Task details = Your task is to reproduce the material exactly.

Data for the task =
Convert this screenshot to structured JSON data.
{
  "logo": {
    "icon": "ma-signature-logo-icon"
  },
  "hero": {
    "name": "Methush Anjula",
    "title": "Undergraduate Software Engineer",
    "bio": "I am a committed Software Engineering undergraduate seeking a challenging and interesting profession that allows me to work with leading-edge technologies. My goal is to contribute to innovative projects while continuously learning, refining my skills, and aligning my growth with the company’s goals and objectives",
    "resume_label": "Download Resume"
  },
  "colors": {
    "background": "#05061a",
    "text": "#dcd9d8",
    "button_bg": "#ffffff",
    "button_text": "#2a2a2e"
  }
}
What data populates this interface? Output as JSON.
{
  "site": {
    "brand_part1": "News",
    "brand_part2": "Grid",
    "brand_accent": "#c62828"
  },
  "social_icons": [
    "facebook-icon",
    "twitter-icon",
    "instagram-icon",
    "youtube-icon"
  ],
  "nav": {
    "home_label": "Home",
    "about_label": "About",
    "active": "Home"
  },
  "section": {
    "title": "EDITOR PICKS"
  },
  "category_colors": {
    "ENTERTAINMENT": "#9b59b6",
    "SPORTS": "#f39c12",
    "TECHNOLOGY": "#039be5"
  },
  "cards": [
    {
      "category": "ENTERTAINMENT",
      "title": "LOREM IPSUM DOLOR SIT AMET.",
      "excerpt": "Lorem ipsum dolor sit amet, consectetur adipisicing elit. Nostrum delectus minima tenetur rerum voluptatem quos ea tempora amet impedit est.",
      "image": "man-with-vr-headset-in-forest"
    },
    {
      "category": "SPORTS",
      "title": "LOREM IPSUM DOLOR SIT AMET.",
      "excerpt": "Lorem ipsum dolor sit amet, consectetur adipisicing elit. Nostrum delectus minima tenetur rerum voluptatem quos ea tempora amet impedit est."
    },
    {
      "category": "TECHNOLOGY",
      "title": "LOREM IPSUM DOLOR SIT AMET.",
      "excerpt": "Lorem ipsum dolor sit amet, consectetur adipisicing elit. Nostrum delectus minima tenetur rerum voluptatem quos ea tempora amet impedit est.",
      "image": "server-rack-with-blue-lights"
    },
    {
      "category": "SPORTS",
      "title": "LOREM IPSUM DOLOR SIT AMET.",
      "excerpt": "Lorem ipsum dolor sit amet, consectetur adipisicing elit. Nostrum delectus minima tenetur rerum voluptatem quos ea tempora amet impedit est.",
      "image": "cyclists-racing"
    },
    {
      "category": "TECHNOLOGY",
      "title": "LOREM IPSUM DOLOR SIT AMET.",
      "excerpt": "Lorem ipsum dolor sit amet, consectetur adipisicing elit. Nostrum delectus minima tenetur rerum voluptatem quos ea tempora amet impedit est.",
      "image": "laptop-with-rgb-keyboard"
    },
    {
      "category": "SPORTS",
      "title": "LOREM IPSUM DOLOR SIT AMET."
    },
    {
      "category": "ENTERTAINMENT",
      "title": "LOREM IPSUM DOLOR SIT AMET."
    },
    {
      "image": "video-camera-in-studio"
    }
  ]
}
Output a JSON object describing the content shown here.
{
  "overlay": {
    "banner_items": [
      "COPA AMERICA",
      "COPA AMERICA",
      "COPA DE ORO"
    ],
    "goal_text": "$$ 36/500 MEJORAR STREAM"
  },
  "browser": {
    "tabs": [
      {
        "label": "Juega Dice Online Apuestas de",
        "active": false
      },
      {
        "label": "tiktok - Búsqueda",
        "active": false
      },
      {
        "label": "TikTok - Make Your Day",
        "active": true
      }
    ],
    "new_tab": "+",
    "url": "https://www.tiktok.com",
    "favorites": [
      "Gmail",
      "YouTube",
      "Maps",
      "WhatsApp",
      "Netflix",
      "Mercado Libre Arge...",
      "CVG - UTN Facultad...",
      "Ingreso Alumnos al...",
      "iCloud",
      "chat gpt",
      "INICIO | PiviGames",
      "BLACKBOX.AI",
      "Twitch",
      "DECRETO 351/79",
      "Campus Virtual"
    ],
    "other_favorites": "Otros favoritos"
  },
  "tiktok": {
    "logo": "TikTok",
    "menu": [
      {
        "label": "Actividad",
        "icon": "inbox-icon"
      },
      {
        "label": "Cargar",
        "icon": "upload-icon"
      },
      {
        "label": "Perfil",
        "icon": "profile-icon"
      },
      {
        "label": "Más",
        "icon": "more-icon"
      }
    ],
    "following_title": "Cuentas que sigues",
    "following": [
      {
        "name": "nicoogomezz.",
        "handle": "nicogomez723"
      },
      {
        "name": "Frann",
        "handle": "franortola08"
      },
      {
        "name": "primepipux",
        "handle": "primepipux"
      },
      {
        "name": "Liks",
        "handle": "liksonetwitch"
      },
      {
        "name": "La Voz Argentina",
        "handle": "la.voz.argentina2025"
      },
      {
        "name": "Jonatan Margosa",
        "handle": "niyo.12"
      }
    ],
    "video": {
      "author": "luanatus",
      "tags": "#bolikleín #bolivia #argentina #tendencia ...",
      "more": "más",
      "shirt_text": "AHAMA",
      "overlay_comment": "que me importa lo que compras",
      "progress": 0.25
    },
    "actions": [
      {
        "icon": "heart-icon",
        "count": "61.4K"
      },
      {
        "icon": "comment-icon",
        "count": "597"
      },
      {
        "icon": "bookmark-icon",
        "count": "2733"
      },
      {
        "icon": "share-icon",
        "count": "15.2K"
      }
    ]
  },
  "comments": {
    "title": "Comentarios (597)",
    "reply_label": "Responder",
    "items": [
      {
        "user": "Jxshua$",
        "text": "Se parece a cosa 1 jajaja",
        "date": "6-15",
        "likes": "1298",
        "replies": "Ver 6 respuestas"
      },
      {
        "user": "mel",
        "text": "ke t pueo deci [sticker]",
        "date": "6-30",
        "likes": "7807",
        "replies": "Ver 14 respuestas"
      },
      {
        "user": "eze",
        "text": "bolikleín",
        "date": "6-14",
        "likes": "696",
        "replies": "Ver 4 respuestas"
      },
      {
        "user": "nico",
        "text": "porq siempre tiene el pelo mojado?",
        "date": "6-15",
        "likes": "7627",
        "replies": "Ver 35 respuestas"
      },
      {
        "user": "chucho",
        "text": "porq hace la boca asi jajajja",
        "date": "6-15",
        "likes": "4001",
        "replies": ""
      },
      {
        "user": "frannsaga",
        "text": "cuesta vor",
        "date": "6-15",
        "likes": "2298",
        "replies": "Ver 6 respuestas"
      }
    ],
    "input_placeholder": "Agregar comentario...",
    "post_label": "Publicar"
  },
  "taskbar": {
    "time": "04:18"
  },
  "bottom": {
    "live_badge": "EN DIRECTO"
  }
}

Correct response =
Convert this screenshot to structured JSON data.
{
  "logo": {
    "icon": "ma-signature-logo-icon"
  },
  "hero": {
    "name": "Methush Anjula",
    "title": "Undergraduate Software Engineer",
    "bio": "I am a committed Software Engineering undergraduate seeking a challenging and interesting profession that allows me to work with leading-edge technologies. My goal is to contribute to innovative projects while continuously learning, refining my skills, and aligning my growth with the company’s goals and objectives",
    "resume_label": "Download Resume"
  },
  "colors": {
    "background": "#05061a",
    "text": "#dcd9d8",
    "button_bg": "#ffffff",
    "button_text": "#2a2a2e"
  }
}
What data populates this interface? Output as JSON.
{
  "site": {
    "brand_part1": "News",
    "brand_part2": "Grid",
    "brand_accent": "#c62828"
  },
  "social_icons": [
    "facebook-icon",
    "twitter-icon",
    "instagram-icon",
    "youtube-icon"
  ],
  "nav": {
    "home_label": "Home",
    "about_label": "About",
    "active": "Home"
  },
  "section": {
    "title": "EDITOR PICKS"
  },
  "category_colors": {
    "ENTERTAINMENT": "#9b59b6",
    "SPORTS": "#f39c12",
    "TECHNOLOGY": "#039be5"
  },
  "cards": [
    {
      "category": "ENTERTAINMENT",
      "title": "LOREM IPSUM DOLOR SIT AMET.",
      "excerpt": "Lorem ipsum dolor sit amet, consectetur adipisicing elit. Nostrum delectus minima tenetur rerum voluptatem quos ea tempora amet impedit est.",
      "image": "man-with-vr-headset-in-forest"
    },
    {
      "category": "SPORTS",
      "title": "LOREM IPSUM DOLOR SIT AMET.",
      "excerpt": "Lorem ipsum dolor sit amet, consectetur adipisicing elit. Nostrum delectus minima tenetur rerum voluptatem quos ea tempora amet impedit est."
    },
    {
      "category": "TECHNOLOGY",
      "title": "LOREM IPSUM DOLOR SIT AMET.",
      "excerpt": "Lorem ipsum dolor sit amet, consectetur adipisicing elit. Nostrum delectus minima tenetur rerum voluptatem quos ea tempora amet impedit est.",
      "image": "server-rack-with-blue-lights"
    },
    {
      "category": "SPORTS",
      "title": "LOREM IPSUM DOLOR SIT AMET.",
      "excerpt": "Lorem ipsum dolor sit amet, consectetur adipisicing elit. Nostrum delectus minima tenetur rerum voluptatem quos ea tempora amet impedit est.",
      "image": "cyclists-racing"
    },
    {
      "category": "TECHNOLOGY",
      "title": "LOREM IPSUM DOLOR SIT AMET.",
      "excerpt": "Lorem ipsum dolor sit amet, consectetur adipisicing elit. Nostrum delectus minima tenetur rerum voluptatem quos ea tempora amet impedit est.",
      "image": "laptop-with-rgb-keyboard"
    },
    {
      "category": "SPORTS",
      "title": "LOREM IPSUM DOLOR SIT AMET."
    },
    {
      "category": "ENTERTAINMENT",
      "title": "LOREM IPSUM DOLOR SIT AMET."
    },
    {
      "image": "video-camera-in-studio"
    }
  ]
}
Output a JSON object describing the content shown here.
{
  "overlay": {
    "banner_items": [
      "COPA AMERICA",
      "COPA AMERICA",
      "COPA DE ORO"
    ],
    "goal_text": "$$ 36/500 MEJORAR STREAM"
  },
  "browser": {
    "tabs": [
      {
        "label": "Juega Dice Online Apuestas de",
        "active": false
      },
      {
        "label": "tiktok - Búsqueda",
        "active": false
      },
      {
        "label": "TikTok - Make Your Day",
        "active": true
      }
    ],
    "new_tab": "+",
    "url": "https://www.tiktok.com",
    "favorites": [
      "Gmail",
      "YouTube",
      "Maps",
      "WhatsApp",
      "Netflix",
      "Mercado Libre Arge...",
      "CVG - UTN Facultad...",
      "Ingreso Alumnos al...",
      "iCloud",
      "chat gpt",
      "INICIO | PiviGames",
      "BLACKBOX.AI",
      "Twitch",
      "DECRETO 351/79",
      "Campus Virtual"
    ],
    "other_favorites": "Otros favoritos"
  },
  "tiktok": {
    "logo": "TikTok",
    "menu": [
      {
        "label": "Actividad",
        "icon": "inbox-icon"
      },
      {
        "label": "Cargar",
        "icon": "upload-icon"
      },
      {
        "label": "Perfil",
        "icon": "profile-icon"
      },
      {
        "label": "Más",
        "icon": "more-icon"
      }
    ],
    "following_title": "Cuentas que sigues",
    "following": [
      {
        "name": "nicoogomezz.",
        "handle": "nicogomez723"
      },
      {
        "name": "Frann",
        "handle": "franortola08"
      },
      {
        "name": "primepipux",
        "handle": "primepipux"
      },
      {
        "name": "Liks",
        "handle": "liksonetwitch"
      },
      {
        "name": "La Voz Argentina",
        "handle": "la.voz.argentina2025"
      },
      {
        "name": "Jonatan Margosa",
        "handle": "niyo.12"
      }
    ],
    "video": {
      "author": "luanatus",
      "tags": "#bolikleín #bolivia #argentina #tendencia ...",
      "more": "más",
      "shirt_text": "AHAMA",
      "overlay_comment": "que me importa lo que compras",
      "progress": 0.25
    },
    "actions": [
      {
        "icon": "heart-icon",
        "count": "61.4K"
      },
      {
        "icon": "comment-icon",
        "count": "597"
      },
      {
        "icon": "bookmark-icon",
        "count": "2733"
      },
      {
        "icon": "share-icon",
        "count": "15.2K"
      }
    ]
  },
  "comments": {
    "title": "Comentarios (597)",
    "reply_label": "Responder",
    "items": [
      {
        "user": "Jxshua$",
        "text": "Se parece a cosa 1 jajaja",
        "date": "6-15",
        "likes": "1298",
        "replies": "Ver 6 respuestas"
      },
      {
        "user": "mel",
        "text": "ke t pueo deci [sticker]",
        "date": "6-30",
        "likes": "7807",
        "replies": "Ver 14 respuestas"
      },
      {
        "user": "eze",
        "text": "bolikleín",
        "date": "6-14",
        "likes": "696",
        "replies": "Ver 4 respuestas"
      },
      {
        "user": "nico",
        "text": "porq siempre tiene el pelo mojado?",
        "date": "6-15",
        "likes": "7627",
        "replies": "Ver 35 respuestas"
      },
      {
        "user": "chucho",
        "text": "porq hace la boca asi jajajja",
        "date": "6-15",
        "likes": "4001",
        "replies": ""
      },
      {
        "user": "frannsaga",
        "text": "cuesta vor",
        "date": "6-15",
        "likes": "2298",
        "replies": "Ver 6 respuestas"
      }
    ],
    "input_placeholder": "Agregar comentario...",
    "post_label": "Publicar"
  },
  "taskbar": {
    "time": "04:18"
  },
  "bottom": {
    "live_badge": "EN DIRECTO"
  }
}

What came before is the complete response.